Problem requirements
Tally the lines in the listing below that include "采用新技术". Answer with the count and nothing more.

(Stored records)
* Begin *
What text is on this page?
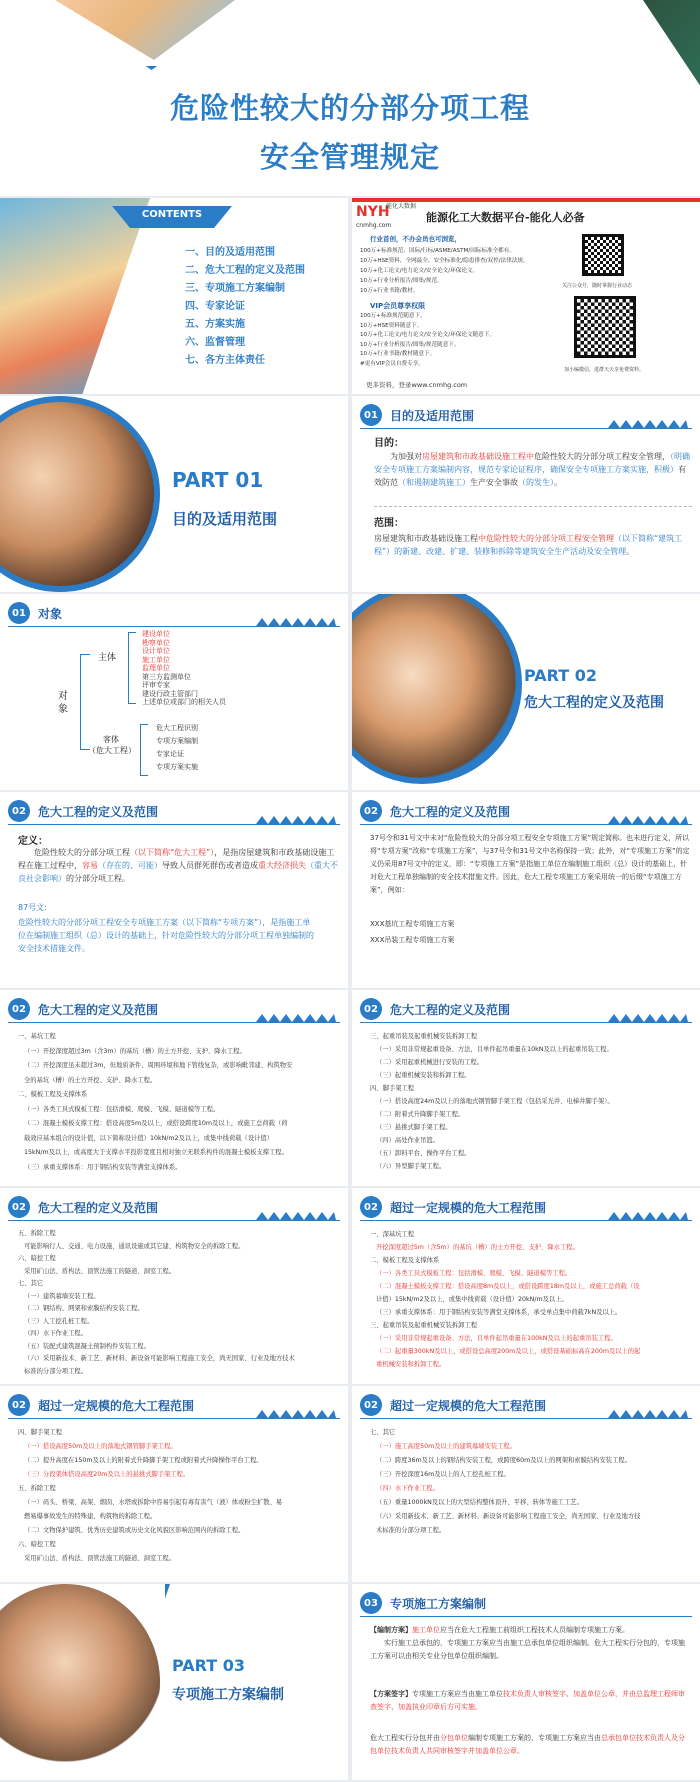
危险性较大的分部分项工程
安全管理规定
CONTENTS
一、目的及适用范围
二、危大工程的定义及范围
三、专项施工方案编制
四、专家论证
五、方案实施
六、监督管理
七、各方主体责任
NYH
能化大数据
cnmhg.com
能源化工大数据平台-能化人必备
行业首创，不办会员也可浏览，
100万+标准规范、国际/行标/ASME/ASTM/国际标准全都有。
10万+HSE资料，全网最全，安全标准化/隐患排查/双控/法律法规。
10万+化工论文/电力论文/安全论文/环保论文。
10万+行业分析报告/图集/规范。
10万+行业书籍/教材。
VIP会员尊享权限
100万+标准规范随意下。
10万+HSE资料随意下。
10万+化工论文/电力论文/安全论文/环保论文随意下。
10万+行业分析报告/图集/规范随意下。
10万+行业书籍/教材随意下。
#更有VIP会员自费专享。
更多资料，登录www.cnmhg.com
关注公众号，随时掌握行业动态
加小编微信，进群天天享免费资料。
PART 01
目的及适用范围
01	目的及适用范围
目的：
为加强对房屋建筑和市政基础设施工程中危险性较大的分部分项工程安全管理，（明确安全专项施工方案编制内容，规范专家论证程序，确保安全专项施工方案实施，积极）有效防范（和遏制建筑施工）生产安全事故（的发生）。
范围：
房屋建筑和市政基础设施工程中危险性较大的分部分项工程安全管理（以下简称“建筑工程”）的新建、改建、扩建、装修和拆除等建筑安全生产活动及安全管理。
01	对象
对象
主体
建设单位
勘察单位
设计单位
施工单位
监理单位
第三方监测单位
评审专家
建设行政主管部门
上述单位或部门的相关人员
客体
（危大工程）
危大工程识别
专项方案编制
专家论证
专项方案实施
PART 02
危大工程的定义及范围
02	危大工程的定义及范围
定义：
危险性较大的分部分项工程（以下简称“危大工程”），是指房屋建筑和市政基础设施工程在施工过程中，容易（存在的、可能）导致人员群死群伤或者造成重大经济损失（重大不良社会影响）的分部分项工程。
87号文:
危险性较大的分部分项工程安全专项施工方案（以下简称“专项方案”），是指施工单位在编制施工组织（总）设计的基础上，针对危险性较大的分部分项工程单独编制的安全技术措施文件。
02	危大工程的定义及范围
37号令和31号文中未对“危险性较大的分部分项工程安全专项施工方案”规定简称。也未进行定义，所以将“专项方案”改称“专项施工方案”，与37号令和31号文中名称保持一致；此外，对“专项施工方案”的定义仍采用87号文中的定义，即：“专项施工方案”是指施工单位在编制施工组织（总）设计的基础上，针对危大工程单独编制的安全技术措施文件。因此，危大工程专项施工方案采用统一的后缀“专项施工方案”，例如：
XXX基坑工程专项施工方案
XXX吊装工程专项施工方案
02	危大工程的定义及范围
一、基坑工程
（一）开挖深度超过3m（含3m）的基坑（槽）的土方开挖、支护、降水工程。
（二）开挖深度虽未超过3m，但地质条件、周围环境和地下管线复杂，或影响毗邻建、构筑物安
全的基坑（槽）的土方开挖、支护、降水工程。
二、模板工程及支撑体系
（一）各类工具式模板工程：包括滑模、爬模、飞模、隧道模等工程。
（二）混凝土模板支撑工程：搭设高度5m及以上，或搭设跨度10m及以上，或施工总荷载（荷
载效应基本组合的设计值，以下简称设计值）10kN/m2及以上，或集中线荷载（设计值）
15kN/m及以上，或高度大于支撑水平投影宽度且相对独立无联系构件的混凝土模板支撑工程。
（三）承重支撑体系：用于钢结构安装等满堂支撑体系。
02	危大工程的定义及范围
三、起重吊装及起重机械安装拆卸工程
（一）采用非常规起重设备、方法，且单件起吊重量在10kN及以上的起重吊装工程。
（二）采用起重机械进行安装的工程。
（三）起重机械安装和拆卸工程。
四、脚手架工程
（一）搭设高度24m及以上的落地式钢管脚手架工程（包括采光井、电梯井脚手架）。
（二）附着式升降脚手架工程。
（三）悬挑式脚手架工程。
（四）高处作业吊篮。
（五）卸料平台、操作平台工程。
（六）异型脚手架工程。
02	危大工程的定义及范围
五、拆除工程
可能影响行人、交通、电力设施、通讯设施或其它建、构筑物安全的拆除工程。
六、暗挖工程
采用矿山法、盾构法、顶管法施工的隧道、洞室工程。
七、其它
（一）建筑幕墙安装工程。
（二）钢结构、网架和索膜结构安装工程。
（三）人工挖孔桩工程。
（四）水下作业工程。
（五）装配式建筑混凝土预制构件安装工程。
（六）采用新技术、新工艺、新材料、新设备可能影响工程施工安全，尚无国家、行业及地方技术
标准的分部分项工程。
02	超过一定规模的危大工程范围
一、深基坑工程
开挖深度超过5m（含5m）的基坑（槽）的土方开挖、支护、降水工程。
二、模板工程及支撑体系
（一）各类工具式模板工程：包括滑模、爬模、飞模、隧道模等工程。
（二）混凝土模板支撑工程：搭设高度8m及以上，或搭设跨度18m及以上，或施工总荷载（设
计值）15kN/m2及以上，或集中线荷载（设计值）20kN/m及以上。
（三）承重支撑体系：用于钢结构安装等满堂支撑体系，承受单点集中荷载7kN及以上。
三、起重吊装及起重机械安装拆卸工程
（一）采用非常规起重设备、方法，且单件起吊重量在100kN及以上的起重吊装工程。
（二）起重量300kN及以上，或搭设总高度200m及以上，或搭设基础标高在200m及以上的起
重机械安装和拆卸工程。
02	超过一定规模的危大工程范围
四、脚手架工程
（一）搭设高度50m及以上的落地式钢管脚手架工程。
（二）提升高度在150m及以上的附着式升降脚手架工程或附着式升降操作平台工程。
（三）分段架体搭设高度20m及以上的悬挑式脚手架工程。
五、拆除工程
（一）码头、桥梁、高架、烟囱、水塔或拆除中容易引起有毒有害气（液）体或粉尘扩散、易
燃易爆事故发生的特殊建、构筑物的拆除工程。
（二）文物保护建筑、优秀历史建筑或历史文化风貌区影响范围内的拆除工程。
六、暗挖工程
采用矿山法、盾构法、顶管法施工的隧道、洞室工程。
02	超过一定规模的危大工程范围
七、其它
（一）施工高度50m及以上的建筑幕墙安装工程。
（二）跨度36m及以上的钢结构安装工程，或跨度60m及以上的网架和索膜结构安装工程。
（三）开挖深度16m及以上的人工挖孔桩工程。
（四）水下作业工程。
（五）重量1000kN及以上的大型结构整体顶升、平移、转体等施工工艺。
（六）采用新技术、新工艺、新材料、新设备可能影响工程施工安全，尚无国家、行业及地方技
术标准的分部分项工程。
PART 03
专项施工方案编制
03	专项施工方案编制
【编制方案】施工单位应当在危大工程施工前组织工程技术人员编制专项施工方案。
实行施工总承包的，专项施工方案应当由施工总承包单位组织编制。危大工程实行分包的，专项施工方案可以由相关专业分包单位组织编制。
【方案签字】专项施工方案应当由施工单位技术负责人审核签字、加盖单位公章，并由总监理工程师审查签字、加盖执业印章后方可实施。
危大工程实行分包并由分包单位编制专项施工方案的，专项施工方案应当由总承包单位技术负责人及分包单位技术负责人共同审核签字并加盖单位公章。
* End *
Answer in full
2